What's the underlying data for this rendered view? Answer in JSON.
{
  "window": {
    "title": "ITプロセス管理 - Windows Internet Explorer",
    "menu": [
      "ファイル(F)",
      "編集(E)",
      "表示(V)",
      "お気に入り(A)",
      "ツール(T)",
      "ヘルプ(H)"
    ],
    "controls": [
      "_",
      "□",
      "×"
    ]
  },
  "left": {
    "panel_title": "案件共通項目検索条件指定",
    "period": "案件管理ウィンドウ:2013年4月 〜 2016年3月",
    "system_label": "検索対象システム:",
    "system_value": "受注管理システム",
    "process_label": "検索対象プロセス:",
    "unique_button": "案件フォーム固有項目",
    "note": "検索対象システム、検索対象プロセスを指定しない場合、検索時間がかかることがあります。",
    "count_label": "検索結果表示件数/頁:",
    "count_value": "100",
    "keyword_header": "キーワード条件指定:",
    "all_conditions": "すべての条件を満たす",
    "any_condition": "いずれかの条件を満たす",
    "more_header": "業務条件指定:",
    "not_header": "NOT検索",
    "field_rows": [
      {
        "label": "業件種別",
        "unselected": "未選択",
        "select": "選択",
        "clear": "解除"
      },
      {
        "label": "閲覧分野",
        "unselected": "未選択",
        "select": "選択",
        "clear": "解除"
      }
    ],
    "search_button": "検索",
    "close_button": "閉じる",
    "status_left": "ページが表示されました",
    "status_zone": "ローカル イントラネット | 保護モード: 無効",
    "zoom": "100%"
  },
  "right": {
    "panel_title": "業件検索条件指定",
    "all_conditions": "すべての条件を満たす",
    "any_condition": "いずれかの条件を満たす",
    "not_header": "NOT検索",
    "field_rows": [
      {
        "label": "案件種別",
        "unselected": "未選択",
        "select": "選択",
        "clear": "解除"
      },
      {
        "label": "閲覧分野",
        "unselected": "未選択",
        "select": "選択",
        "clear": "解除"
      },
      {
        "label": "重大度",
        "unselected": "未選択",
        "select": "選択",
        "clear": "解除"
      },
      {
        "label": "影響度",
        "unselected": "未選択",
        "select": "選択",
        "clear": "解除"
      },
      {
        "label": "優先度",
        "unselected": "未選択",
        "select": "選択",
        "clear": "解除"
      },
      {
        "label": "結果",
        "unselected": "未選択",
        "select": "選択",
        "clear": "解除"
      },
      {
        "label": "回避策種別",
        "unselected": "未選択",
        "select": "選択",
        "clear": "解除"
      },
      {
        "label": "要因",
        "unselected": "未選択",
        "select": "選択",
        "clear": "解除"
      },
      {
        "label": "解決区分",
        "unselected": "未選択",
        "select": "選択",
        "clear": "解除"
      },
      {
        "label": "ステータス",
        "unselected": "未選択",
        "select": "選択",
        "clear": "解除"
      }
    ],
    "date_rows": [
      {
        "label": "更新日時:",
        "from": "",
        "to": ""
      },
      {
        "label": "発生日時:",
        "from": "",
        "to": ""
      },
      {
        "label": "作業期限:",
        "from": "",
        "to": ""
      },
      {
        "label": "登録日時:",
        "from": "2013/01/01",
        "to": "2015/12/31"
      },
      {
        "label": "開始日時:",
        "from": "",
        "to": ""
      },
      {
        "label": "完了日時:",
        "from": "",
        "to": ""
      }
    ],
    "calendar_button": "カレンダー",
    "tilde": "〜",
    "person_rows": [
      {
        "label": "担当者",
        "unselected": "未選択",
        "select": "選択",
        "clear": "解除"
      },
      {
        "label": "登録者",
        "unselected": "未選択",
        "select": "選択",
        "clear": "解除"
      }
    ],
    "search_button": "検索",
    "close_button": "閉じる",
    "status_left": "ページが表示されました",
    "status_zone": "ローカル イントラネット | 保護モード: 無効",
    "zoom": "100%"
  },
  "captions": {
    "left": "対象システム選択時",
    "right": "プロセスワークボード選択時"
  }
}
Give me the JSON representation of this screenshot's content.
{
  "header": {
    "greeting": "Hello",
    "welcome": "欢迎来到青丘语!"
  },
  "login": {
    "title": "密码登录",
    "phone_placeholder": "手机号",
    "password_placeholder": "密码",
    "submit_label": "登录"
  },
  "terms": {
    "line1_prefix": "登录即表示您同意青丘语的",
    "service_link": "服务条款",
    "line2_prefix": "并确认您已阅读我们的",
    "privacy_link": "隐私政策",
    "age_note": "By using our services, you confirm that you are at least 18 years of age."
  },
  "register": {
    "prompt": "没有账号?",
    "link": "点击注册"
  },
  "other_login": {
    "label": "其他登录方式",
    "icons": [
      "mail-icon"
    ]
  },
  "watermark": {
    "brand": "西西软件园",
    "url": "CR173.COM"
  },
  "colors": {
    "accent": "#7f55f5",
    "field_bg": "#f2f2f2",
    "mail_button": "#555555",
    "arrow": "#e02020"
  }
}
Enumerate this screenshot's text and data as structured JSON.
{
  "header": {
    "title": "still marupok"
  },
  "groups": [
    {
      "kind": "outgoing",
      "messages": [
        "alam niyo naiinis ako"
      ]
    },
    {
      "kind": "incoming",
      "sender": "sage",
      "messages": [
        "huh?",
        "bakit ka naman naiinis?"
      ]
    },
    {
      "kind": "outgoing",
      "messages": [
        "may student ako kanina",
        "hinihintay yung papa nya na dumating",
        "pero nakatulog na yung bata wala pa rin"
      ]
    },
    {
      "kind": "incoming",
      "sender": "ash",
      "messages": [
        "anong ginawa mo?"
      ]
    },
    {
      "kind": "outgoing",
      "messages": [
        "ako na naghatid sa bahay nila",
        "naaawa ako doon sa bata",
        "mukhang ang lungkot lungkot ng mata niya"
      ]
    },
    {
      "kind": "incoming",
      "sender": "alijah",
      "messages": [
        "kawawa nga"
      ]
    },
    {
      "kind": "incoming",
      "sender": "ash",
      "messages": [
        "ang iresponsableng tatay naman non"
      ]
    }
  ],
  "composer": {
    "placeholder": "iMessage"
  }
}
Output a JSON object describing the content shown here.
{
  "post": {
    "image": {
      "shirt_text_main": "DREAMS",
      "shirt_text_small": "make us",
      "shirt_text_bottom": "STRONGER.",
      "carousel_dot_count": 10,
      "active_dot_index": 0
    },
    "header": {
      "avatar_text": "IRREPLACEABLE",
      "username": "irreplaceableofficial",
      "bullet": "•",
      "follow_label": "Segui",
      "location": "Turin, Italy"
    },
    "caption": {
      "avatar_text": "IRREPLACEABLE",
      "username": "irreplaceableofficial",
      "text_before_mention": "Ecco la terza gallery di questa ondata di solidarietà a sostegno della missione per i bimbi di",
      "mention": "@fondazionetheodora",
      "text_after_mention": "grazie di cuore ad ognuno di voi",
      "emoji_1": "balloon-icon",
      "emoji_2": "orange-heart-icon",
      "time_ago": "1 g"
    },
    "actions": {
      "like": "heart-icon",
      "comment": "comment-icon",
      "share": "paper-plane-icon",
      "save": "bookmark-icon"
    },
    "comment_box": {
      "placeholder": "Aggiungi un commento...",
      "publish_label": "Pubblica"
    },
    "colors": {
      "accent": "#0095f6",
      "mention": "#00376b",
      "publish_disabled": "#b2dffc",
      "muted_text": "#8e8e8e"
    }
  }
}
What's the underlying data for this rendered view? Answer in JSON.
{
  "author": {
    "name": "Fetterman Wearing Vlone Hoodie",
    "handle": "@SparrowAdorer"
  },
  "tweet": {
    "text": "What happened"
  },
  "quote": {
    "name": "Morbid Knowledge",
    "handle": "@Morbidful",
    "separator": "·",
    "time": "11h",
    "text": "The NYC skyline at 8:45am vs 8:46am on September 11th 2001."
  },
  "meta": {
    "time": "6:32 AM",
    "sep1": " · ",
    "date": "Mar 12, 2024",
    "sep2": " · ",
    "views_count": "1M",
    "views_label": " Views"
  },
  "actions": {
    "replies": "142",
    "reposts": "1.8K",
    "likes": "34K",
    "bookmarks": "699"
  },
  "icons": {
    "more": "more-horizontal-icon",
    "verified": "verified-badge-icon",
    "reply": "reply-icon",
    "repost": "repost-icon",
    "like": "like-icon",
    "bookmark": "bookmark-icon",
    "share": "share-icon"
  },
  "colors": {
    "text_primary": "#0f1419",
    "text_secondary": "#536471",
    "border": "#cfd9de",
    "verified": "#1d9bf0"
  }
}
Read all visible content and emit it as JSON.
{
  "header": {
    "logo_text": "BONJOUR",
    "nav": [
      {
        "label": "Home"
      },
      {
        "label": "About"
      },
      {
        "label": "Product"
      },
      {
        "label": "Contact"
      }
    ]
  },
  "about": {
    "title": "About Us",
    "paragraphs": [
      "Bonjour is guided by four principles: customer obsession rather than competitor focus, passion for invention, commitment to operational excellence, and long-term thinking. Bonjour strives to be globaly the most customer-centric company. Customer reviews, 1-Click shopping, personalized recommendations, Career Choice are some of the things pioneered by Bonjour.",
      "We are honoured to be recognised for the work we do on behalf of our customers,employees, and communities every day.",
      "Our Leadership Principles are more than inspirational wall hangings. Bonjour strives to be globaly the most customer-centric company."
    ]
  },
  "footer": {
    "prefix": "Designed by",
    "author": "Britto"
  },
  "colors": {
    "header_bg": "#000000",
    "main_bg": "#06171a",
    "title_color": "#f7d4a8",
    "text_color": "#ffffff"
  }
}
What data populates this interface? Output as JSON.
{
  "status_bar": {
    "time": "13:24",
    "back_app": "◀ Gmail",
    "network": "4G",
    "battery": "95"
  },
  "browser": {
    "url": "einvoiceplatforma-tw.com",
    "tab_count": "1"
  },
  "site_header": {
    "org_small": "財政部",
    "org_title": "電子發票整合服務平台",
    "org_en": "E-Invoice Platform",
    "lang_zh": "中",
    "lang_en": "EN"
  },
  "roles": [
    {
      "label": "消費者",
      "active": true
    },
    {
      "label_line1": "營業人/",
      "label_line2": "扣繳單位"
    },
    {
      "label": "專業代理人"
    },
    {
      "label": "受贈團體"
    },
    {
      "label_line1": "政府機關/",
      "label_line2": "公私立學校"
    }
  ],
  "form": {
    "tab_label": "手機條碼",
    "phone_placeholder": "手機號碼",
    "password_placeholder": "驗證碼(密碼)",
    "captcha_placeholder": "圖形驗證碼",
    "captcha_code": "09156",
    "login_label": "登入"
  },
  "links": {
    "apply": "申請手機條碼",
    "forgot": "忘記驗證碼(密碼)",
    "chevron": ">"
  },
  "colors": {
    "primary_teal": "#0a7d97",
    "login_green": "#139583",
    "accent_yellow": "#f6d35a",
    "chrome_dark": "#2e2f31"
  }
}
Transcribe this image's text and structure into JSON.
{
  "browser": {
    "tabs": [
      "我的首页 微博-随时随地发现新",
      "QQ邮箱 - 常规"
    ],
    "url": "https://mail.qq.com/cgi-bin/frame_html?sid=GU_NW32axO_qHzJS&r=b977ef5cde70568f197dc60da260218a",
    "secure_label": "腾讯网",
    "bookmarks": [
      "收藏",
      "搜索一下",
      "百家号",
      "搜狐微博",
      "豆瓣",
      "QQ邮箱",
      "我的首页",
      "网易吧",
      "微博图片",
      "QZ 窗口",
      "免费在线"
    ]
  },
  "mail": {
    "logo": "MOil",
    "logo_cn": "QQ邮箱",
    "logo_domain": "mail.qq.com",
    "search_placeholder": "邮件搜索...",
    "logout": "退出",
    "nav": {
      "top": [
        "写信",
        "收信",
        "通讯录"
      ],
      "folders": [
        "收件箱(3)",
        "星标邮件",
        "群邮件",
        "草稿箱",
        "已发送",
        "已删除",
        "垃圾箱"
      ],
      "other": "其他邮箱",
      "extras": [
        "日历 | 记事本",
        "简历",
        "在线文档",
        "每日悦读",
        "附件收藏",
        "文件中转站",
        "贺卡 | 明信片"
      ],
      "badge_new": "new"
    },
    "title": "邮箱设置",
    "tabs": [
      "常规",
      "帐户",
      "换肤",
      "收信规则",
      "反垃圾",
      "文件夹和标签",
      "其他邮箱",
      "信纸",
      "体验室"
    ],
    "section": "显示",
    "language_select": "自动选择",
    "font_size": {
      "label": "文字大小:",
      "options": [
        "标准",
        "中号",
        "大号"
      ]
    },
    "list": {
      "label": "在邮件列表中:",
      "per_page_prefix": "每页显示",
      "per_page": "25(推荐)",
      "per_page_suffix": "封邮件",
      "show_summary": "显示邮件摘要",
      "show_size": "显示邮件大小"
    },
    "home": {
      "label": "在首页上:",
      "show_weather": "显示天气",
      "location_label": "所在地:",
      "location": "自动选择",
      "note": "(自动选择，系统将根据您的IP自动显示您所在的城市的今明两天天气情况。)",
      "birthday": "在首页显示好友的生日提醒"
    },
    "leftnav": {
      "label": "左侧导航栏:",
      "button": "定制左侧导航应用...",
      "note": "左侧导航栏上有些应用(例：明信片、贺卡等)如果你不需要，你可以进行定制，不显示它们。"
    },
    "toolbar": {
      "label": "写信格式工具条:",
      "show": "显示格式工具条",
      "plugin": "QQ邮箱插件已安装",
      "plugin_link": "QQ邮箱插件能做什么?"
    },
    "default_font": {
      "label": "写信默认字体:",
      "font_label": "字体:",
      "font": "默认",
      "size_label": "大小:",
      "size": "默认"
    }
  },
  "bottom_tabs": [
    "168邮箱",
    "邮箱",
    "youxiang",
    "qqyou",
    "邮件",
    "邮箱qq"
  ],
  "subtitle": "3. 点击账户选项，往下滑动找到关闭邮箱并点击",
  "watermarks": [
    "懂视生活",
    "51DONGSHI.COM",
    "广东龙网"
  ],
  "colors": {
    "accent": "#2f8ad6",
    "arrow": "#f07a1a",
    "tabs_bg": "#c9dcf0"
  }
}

▬▬▬▬▬▬▬▬▬▬

**Instruction:** Find the lines that include the string "screenshot", then copy each of them.

**Solution to this task:**
Give me the JSON representation of this screenshot's content.
Enumerate this screenshot's text and data as structured JSON.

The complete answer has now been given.